> _YOUR OBJECTIVE_
Pick out the lines in the listing below that contain the word "iniziale" and copy them.
--- Start of LISTING ---
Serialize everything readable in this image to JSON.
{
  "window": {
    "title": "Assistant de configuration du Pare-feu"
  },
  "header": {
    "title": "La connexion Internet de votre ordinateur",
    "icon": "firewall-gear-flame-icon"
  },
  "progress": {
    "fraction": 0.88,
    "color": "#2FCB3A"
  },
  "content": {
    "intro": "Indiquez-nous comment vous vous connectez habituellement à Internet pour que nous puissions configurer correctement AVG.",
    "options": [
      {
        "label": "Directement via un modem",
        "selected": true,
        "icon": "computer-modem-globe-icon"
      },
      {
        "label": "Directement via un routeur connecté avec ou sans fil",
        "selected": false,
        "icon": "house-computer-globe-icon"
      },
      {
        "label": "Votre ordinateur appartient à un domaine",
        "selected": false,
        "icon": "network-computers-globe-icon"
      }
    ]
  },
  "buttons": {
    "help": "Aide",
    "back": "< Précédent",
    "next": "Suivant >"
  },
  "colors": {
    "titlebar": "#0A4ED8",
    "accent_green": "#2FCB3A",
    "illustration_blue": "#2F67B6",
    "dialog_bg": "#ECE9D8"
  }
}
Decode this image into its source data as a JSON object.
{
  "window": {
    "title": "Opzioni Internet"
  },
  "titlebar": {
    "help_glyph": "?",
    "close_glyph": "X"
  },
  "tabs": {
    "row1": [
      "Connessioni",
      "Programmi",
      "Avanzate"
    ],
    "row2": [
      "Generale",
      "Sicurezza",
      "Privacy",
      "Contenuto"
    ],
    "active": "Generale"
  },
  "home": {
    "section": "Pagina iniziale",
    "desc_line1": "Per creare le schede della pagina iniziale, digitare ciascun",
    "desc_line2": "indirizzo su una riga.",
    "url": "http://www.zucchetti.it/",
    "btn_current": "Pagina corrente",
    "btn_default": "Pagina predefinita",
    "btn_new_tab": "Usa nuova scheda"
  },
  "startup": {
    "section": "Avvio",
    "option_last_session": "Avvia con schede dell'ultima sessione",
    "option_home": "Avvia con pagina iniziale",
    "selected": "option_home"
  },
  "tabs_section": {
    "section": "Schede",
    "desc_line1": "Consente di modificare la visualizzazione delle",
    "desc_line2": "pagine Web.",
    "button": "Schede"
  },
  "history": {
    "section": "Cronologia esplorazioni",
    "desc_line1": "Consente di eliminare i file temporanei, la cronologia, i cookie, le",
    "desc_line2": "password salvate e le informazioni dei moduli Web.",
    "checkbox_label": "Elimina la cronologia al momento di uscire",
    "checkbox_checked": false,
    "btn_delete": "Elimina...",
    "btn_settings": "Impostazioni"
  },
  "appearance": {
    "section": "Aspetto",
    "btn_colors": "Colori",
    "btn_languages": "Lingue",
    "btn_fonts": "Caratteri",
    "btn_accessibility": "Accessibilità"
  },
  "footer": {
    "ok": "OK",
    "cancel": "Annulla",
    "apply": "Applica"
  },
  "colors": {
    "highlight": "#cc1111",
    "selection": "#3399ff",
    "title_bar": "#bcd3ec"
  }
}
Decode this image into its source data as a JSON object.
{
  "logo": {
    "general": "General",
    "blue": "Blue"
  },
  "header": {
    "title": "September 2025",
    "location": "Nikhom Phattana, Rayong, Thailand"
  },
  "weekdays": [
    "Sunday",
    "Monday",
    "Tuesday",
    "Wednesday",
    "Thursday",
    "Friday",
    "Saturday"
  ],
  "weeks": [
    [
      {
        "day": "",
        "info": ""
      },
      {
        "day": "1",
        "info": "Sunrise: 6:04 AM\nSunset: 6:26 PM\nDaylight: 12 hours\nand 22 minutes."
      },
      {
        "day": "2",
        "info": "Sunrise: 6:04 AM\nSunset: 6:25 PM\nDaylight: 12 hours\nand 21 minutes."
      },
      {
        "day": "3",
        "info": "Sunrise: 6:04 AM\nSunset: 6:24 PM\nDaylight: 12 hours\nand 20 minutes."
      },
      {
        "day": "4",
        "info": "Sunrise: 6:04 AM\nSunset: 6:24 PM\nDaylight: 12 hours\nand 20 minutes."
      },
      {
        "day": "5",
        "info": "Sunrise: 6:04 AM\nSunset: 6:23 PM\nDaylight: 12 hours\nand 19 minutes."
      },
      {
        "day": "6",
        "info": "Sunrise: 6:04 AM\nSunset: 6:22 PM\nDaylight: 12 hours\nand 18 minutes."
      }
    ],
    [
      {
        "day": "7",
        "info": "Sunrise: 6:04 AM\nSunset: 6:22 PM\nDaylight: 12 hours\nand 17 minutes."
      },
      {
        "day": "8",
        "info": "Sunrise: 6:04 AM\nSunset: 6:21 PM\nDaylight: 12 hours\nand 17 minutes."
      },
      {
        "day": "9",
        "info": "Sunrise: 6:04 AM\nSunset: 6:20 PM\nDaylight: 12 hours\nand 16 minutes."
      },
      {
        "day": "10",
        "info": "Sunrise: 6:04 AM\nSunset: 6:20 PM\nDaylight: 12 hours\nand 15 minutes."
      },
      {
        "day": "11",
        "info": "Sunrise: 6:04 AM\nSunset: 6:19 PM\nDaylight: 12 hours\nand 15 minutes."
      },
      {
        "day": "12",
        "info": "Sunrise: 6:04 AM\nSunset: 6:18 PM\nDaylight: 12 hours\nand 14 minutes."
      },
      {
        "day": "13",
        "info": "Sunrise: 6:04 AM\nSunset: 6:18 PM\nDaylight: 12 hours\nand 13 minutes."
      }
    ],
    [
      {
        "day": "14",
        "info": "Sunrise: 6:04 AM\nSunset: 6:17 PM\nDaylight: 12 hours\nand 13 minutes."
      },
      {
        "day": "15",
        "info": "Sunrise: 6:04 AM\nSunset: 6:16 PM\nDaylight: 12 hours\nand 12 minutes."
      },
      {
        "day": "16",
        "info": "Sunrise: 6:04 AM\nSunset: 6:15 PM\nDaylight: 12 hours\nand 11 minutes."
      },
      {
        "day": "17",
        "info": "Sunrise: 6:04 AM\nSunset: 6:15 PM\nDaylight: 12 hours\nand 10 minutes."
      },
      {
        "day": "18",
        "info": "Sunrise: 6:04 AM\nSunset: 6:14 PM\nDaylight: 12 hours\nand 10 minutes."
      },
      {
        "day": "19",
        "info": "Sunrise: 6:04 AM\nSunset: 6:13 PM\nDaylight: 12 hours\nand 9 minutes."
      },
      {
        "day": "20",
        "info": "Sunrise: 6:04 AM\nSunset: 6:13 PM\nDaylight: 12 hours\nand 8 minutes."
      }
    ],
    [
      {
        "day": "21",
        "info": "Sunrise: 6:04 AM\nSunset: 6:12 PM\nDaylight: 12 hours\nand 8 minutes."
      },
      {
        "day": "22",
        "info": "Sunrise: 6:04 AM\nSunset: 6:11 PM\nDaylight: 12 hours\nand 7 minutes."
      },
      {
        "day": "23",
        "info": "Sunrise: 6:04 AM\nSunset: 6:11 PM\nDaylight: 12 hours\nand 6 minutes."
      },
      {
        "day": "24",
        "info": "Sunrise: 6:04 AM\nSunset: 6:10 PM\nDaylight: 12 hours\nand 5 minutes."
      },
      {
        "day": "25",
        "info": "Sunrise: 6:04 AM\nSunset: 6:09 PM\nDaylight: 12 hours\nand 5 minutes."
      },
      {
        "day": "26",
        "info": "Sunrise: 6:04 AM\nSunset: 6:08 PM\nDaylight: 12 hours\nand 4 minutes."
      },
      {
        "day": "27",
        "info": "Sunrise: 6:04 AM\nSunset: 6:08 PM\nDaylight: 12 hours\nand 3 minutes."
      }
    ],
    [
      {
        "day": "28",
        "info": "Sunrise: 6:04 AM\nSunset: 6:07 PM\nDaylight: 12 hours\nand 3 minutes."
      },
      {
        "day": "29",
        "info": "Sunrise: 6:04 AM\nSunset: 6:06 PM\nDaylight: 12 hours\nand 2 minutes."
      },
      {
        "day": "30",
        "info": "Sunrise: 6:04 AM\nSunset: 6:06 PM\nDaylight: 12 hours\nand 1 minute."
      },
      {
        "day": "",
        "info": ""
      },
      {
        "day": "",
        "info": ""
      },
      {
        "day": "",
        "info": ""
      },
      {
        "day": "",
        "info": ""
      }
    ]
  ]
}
--- End of LISTING ---
> _REPLY_
    "section": "Pagina iniziale",
    "desc_line1": "Per creare le schede della pagina iniziale, digitare ciascun",
    "option_home": "Avvia con pagina iniziale",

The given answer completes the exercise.